Only the number is needed: how many lines contain the word "pedestrianisation"?

> [INFORMATION PROVIDED]:
_ _ _ _

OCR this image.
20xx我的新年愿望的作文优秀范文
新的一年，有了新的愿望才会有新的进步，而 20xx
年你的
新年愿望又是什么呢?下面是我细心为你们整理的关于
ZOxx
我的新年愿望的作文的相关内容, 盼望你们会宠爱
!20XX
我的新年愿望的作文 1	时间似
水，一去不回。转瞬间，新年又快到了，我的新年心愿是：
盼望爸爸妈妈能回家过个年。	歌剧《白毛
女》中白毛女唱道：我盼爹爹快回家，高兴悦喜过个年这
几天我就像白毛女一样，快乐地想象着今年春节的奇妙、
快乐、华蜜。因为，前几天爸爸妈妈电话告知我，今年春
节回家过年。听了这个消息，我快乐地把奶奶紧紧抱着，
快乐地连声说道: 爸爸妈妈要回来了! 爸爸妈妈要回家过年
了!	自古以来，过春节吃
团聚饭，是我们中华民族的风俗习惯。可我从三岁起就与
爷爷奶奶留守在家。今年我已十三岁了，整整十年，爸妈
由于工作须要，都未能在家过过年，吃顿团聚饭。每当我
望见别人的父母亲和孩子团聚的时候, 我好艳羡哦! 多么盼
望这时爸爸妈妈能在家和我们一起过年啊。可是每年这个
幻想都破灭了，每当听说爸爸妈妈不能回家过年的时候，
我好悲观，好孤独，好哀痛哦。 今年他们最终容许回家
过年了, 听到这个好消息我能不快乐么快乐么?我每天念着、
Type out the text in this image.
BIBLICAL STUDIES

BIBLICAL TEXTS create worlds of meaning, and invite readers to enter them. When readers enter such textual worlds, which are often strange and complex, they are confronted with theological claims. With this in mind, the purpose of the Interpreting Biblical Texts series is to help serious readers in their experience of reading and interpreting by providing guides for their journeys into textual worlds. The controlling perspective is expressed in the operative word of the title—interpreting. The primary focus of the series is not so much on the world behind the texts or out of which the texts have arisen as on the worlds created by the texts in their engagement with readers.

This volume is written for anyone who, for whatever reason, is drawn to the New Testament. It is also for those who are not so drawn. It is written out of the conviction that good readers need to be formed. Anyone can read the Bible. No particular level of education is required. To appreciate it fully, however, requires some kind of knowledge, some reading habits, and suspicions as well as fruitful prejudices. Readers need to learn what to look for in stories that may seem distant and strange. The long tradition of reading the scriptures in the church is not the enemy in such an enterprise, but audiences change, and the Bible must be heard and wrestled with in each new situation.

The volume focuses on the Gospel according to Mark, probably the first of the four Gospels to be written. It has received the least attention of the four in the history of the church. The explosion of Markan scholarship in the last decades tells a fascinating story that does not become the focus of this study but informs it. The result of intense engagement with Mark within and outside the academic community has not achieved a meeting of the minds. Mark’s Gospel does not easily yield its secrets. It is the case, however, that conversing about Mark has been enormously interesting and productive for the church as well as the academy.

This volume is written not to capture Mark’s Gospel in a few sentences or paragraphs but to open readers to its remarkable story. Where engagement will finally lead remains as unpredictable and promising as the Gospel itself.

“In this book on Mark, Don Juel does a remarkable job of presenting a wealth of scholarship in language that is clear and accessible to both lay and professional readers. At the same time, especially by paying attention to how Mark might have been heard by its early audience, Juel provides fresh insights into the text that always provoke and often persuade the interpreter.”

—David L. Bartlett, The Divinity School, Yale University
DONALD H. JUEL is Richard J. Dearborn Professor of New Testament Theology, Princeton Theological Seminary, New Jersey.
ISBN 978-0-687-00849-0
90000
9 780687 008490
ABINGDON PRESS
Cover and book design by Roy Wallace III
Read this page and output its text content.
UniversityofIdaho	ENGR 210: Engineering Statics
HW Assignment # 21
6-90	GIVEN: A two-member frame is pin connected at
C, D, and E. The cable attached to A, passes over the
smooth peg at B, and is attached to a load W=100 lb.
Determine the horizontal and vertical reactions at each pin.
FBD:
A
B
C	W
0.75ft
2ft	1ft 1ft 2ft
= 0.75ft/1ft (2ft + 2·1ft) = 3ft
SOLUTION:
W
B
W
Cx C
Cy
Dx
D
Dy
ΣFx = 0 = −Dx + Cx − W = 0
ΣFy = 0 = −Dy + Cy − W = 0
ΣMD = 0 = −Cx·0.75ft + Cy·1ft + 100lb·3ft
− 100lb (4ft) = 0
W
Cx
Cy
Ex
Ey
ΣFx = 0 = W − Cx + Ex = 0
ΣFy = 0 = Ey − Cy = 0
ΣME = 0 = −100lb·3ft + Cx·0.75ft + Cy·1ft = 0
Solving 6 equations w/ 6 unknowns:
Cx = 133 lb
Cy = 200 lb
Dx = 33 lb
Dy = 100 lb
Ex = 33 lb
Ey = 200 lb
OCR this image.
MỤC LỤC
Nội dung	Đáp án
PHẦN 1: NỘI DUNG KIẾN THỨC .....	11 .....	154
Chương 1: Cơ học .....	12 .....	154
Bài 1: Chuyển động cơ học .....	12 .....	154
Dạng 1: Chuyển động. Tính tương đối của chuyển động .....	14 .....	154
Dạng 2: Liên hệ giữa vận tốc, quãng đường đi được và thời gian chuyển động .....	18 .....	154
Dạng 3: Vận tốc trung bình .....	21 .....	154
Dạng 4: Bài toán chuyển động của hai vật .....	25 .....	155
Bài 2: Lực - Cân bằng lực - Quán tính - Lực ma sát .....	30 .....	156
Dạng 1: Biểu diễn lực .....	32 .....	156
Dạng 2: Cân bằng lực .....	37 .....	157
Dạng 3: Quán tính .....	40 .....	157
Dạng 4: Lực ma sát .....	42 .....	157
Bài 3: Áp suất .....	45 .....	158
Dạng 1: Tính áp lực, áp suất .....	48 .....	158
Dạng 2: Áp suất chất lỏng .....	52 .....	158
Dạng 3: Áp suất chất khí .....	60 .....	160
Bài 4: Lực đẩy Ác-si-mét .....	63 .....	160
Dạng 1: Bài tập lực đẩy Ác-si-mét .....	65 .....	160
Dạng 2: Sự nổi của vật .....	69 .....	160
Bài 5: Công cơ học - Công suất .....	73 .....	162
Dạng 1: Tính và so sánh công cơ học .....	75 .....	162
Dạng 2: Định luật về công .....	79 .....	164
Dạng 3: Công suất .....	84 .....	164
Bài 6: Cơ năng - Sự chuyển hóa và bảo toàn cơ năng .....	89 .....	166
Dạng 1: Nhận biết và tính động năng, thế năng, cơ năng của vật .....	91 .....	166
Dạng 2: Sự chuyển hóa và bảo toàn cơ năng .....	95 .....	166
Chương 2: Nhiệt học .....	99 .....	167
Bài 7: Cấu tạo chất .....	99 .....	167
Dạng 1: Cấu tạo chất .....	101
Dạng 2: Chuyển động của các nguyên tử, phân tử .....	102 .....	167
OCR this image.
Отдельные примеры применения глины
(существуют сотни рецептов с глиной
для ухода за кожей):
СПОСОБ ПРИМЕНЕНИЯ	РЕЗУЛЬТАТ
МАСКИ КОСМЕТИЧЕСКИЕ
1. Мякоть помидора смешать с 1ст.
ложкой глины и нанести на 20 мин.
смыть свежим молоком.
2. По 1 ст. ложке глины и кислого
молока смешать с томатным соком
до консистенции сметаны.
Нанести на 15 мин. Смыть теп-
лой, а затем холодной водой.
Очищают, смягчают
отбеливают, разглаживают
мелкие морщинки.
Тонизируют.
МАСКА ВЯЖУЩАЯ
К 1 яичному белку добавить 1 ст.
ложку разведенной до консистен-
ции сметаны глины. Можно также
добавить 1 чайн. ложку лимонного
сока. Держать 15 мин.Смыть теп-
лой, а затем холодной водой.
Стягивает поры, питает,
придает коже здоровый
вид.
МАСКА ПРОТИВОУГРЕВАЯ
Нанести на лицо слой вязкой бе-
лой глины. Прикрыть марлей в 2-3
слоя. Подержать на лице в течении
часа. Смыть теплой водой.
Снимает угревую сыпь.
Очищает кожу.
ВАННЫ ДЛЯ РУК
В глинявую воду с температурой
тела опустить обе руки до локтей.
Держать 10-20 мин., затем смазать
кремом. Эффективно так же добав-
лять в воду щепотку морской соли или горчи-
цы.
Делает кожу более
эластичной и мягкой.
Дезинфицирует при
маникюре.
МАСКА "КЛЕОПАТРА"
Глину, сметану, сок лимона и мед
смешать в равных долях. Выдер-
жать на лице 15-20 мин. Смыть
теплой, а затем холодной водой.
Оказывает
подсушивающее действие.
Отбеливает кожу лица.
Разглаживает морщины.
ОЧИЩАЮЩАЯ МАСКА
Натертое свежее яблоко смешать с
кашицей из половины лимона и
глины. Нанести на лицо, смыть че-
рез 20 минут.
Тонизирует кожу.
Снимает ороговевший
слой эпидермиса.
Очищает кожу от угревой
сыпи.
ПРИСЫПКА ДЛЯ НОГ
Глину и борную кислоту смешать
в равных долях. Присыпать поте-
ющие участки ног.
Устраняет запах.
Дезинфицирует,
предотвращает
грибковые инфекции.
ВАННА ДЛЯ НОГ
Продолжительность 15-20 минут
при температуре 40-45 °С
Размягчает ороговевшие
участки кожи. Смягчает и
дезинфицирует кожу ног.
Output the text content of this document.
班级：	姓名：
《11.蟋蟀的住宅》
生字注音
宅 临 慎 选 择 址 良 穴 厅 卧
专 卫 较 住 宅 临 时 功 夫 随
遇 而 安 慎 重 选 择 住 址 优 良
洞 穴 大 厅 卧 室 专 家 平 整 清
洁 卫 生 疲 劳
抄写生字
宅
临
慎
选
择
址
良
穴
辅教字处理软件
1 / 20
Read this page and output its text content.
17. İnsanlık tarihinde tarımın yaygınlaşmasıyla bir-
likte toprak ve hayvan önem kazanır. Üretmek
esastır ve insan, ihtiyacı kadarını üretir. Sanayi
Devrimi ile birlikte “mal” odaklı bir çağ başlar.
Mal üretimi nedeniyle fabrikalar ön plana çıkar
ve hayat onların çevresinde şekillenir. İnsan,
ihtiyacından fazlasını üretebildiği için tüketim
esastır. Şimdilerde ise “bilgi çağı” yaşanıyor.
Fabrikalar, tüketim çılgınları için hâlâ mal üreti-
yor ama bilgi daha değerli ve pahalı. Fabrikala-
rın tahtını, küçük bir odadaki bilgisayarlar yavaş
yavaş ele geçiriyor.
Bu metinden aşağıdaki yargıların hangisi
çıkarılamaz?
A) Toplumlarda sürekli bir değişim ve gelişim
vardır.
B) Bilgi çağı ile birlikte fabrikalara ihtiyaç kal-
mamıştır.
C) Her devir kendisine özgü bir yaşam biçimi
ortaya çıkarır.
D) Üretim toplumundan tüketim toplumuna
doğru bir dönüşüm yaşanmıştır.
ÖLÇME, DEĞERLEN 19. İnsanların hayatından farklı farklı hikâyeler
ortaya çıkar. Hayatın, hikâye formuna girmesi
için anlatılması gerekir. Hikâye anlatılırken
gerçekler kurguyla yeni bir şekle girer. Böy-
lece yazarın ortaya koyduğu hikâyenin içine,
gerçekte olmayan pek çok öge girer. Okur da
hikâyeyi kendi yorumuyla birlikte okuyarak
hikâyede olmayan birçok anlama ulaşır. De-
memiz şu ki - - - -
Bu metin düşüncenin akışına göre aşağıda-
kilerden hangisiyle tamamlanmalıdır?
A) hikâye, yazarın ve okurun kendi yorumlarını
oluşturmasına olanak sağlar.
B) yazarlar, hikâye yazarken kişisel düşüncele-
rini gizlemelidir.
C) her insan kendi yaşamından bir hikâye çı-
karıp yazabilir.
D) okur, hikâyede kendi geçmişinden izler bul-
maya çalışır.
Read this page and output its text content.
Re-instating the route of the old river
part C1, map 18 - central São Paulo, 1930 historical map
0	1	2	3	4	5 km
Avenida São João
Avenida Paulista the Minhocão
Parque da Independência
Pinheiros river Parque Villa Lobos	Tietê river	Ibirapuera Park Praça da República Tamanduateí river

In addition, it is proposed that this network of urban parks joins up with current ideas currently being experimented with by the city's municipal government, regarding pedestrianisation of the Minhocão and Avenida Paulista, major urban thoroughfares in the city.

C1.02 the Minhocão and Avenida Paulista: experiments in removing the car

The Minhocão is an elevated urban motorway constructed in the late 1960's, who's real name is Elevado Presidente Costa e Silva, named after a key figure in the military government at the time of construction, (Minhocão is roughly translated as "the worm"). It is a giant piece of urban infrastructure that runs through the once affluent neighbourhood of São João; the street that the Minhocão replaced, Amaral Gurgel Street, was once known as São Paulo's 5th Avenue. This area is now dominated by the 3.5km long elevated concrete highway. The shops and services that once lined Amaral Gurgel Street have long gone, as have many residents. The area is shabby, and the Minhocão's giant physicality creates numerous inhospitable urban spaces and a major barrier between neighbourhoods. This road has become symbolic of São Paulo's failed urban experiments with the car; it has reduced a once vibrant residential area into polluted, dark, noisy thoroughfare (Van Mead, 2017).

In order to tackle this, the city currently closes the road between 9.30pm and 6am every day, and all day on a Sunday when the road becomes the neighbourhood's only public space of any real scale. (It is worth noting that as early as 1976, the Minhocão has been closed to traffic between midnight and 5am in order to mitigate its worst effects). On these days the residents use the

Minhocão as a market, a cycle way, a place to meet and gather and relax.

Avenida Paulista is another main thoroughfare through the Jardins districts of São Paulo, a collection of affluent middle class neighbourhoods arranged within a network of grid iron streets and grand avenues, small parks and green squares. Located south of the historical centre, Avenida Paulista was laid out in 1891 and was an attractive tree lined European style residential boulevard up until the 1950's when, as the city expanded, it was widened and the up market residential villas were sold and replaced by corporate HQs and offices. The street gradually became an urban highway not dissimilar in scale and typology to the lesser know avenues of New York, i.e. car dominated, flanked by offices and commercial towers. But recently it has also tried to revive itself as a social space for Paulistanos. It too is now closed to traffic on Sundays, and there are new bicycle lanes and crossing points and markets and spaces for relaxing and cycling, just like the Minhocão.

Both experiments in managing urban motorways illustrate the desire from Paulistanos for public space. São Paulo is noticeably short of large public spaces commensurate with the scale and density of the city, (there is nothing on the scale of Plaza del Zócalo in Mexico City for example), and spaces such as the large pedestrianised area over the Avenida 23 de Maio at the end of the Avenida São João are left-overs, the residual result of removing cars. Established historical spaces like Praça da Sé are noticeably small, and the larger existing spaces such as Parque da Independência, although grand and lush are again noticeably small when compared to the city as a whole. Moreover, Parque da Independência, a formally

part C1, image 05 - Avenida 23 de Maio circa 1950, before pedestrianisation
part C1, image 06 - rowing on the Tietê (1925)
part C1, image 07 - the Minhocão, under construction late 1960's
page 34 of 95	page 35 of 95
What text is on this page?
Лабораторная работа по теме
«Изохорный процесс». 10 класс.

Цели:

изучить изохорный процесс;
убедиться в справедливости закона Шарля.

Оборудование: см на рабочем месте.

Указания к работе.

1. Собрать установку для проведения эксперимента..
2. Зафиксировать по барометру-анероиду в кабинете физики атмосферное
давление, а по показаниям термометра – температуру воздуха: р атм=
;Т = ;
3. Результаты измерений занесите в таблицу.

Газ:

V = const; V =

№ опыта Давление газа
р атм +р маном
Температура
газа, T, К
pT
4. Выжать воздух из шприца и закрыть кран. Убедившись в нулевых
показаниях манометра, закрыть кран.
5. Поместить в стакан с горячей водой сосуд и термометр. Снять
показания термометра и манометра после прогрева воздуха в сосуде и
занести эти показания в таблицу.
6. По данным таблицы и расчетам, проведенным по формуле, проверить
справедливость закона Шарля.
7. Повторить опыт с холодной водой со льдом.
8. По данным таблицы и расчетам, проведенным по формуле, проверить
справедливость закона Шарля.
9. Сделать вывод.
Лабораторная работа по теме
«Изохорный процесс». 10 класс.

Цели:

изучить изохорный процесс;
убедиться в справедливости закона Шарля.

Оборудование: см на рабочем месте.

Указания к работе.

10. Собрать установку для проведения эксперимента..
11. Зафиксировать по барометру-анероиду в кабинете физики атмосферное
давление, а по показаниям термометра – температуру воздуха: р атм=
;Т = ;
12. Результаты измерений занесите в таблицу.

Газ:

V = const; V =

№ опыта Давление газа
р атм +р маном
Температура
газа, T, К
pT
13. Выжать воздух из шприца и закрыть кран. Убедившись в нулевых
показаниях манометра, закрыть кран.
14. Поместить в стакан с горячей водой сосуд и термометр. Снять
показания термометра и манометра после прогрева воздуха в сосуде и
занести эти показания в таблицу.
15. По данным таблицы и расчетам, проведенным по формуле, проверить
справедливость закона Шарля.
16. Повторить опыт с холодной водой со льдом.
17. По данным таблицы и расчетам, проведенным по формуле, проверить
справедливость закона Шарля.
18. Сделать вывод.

_ _ _ _

> [ANSWER BELOW]:
2